EXERCISE DESCRIPTION
Say how many lines hold the string "Current", and nothing more.

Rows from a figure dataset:
=====

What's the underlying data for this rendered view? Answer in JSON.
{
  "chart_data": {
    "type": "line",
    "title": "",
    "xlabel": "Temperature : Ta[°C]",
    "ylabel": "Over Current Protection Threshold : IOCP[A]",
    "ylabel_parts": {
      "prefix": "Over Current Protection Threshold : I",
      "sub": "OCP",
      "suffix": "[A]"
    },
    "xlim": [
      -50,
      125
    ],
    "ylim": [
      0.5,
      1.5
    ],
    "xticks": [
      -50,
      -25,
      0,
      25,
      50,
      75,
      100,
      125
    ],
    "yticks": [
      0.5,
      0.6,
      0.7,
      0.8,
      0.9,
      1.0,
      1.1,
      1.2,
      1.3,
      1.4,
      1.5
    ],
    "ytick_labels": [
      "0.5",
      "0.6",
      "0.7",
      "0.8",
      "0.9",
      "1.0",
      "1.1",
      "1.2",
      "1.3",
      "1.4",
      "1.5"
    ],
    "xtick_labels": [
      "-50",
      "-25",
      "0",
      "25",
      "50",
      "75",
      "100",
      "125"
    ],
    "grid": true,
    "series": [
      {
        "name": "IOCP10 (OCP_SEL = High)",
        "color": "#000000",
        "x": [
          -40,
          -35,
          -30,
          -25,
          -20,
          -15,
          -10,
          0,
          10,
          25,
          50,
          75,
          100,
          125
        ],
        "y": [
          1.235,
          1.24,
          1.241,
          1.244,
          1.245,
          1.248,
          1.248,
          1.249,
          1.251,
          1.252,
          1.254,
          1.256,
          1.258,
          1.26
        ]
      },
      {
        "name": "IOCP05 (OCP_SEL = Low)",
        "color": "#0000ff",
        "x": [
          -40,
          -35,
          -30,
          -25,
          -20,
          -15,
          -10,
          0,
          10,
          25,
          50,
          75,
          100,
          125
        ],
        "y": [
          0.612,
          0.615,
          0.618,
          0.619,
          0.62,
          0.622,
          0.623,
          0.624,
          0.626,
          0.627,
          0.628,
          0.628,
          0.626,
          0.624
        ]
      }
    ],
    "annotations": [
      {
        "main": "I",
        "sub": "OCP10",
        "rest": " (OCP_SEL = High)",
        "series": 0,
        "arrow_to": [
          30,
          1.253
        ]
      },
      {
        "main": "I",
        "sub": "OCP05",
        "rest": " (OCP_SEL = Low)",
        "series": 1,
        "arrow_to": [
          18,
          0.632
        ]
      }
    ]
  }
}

=====

RESPONSE FOR THIS EXERCISE
2